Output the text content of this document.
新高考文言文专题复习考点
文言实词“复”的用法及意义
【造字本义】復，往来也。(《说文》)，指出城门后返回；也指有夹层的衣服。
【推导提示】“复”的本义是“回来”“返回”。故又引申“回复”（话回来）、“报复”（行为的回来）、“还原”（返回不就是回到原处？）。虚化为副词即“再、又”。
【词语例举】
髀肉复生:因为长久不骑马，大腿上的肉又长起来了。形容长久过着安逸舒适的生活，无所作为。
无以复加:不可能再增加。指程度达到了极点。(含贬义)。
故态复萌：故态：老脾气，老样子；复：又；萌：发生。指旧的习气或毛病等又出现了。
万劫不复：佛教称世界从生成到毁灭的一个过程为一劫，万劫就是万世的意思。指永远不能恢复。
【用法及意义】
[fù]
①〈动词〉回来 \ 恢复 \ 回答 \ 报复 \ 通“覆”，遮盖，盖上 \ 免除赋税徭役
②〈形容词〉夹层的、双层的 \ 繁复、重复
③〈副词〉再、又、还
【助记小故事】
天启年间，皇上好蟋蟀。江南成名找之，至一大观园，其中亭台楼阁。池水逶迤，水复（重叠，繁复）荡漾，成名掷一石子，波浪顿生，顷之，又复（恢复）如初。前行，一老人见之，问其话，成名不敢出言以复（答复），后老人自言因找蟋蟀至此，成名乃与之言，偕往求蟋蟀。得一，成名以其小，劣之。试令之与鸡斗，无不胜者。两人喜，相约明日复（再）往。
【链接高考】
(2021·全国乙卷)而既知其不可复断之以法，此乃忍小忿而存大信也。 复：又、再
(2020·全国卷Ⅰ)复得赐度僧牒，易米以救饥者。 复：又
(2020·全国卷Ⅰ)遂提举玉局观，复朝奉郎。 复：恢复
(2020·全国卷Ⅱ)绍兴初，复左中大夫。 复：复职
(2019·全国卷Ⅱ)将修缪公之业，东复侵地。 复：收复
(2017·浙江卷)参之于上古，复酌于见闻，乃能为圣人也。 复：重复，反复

******************************

▶ **Challenge**
All of the entries should be written out again exactly.

▶ **Solution**
Output the text content of this document.
新高考文言文专题复习考点
文言实词“复”的用法及意义
【造字本义】復，往来也。(《说文》)，指出城门后返回；也指有夹层的衣服。
【推导提示】“复”的本义是“回来”“返回”。故又引申“回复”（话回来）、“报复”（行为的回来）、“还原”（返回不就是回到原处？）。虚化为副词即“再、又”。
【词语例举】
髀肉复生:因为长久不骑马，大腿上的肉又长起来了。形容长久过着安逸舒适的生活，无所作为。
无以复加:不可能再增加。指程度达到了极点。(含贬义)。
故态复萌：故态：老脾气，老样子；复：又；萌：发生。指旧的习气或毛病等又出现了。
万劫不复：佛教称世界从生成到毁灭的一个过程为一劫，万劫就是万世的意思。指永远不能恢复。
【用法及意义】
[fù]
①〈动词〉回来 \ 恢复 \ 回答 \ 报复 \ 通“覆”，遮盖，盖上 \ 免除赋税徭役
②〈形容词〉夹层的、双层的 \ 繁复、重复
③〈副词〉再、又、还
【助记小故事】
天启年间，皇上好蟋蟀。江南成名找之，至一大观园，其中亭台楼阁。池水逶迤，水复（重叠，繁复）荡漾，成名掷一石子，波浪顿生，顷之，又复（恢复）如初。前行，一老人见之，问其话，成名不敢出言以复（答复），后老人自言因找蟋蟀至此，成名乃与之言，偕往求蟋蟀。得一，成名以其小，劣之。试令之与鸡斗，无不胜者。两人喜，相约明日复（再）往。
【链接高考】
(2021·全国乙卷)而既知其不可复断之以法，此乃忍小忿而存大信也。 复：又、再
(2020·全国卷Ⅰ)复得赐度僧牒，易米以救饥者。 复：又
(2020·全国卷Ⅰ)遂提举玉局观，复朝奉郎。 复：恢复
(2020·全国卷Ⅱ)绍兴初，复左中大夫。 复：复职
(2019·全国卷Ⅱ)将修缪公之业，东复侵地。 复：收复
(2017·浙江卷)参之于上古，复酌于见闻，乃能为圣人也。 复：重复，反复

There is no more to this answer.